- _TASK INPUTS_:
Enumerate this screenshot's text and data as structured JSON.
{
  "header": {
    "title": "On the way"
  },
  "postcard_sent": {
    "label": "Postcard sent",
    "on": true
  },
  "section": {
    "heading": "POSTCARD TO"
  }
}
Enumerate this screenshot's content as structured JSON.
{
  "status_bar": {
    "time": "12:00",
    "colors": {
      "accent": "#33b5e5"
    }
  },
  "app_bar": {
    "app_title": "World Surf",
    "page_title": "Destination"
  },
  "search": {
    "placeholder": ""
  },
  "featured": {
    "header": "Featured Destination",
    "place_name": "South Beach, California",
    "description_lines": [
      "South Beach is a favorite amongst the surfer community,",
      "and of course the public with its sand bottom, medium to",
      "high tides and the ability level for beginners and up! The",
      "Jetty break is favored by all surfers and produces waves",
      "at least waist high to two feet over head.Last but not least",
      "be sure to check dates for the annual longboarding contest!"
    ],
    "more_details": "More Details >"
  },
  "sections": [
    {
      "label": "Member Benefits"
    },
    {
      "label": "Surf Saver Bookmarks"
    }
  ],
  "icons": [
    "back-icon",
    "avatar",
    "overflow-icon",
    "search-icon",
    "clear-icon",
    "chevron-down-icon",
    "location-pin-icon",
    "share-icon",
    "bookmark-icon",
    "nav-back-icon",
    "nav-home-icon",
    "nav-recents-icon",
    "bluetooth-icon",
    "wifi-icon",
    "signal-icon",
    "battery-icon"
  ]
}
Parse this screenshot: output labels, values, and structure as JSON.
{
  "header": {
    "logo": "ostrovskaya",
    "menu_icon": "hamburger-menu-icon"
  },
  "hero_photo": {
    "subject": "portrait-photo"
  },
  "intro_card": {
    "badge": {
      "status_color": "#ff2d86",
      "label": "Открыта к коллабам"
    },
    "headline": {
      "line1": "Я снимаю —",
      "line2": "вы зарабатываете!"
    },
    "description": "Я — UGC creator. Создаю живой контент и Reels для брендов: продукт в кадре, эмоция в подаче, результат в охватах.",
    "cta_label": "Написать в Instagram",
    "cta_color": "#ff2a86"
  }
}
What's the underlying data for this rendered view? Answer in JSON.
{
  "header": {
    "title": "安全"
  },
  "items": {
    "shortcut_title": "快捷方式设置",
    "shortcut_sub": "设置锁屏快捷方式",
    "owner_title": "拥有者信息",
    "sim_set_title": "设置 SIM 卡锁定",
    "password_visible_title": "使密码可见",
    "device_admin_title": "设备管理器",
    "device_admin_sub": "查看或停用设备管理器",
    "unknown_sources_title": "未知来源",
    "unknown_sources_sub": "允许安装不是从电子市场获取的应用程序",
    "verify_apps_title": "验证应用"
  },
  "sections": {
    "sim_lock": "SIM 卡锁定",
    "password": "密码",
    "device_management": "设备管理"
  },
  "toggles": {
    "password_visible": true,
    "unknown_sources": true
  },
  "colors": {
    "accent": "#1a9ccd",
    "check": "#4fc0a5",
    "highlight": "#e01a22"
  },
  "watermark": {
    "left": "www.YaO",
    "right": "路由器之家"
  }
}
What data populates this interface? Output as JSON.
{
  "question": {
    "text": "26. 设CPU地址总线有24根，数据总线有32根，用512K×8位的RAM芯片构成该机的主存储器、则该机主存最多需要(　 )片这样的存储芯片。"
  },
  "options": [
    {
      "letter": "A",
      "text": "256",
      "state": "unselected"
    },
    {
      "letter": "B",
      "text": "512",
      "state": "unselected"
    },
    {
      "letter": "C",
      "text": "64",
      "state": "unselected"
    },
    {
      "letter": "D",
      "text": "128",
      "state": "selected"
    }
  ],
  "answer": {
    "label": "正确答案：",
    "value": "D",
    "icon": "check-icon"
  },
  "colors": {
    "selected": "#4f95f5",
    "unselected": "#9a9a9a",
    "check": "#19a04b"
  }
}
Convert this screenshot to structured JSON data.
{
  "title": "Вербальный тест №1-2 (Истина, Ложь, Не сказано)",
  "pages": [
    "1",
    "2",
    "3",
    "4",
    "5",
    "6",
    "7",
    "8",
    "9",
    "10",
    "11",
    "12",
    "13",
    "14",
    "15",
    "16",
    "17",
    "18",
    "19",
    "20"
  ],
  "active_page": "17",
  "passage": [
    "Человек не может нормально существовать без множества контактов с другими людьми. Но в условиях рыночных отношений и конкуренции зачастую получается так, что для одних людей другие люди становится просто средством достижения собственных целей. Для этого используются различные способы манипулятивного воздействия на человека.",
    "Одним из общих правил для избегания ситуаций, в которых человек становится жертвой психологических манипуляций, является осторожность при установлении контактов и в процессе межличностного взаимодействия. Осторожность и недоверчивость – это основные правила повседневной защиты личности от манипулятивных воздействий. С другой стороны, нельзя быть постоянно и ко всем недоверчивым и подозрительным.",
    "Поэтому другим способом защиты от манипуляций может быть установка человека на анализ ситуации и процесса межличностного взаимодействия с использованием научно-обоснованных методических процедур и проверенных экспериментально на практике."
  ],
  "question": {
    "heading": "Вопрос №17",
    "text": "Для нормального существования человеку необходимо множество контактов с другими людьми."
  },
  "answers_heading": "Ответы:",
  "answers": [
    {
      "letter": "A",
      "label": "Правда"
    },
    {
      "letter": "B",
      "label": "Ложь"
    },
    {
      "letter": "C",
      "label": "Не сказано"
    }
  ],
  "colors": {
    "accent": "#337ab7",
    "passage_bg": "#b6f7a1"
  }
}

- _WHAT IS BEING ASKED_: Show every line that contains the word "Beach".

- _ANSWER IN FULL_:
    "place_name": "South Beach, California",
      "South Beach is a favorite amongst the surfer community,",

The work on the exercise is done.